■ **Work to complete**: Go through the listing and return every line with "holding" in it.

--- begin ---

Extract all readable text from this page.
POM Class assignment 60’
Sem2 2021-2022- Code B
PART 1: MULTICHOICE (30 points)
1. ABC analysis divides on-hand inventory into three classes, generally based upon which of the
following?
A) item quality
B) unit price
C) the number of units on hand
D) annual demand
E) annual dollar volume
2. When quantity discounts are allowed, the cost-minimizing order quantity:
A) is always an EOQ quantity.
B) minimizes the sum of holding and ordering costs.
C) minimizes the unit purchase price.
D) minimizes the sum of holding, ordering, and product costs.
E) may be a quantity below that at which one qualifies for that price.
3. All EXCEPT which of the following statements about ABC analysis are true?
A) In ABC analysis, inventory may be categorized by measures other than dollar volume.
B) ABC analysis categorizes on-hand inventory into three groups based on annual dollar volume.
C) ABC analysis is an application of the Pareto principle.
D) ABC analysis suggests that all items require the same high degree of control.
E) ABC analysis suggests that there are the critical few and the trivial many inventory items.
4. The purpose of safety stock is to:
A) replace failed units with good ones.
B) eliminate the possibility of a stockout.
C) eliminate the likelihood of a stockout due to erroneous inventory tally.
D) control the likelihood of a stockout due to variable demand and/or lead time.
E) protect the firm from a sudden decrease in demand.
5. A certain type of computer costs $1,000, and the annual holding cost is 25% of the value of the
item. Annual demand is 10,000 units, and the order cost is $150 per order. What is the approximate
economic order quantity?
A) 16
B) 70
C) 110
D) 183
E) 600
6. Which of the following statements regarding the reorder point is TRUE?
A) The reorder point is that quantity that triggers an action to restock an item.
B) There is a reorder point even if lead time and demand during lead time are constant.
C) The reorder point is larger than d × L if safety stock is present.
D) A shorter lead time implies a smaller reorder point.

--- end ---

■ **Completed task**:
B) minimizes the sum of holding and ordering costs.
D) minimizes the sum of holding, ordering, and product costs.
5. A certain type of computer costs $1,000, and the annual holding cost is 25% of the value of the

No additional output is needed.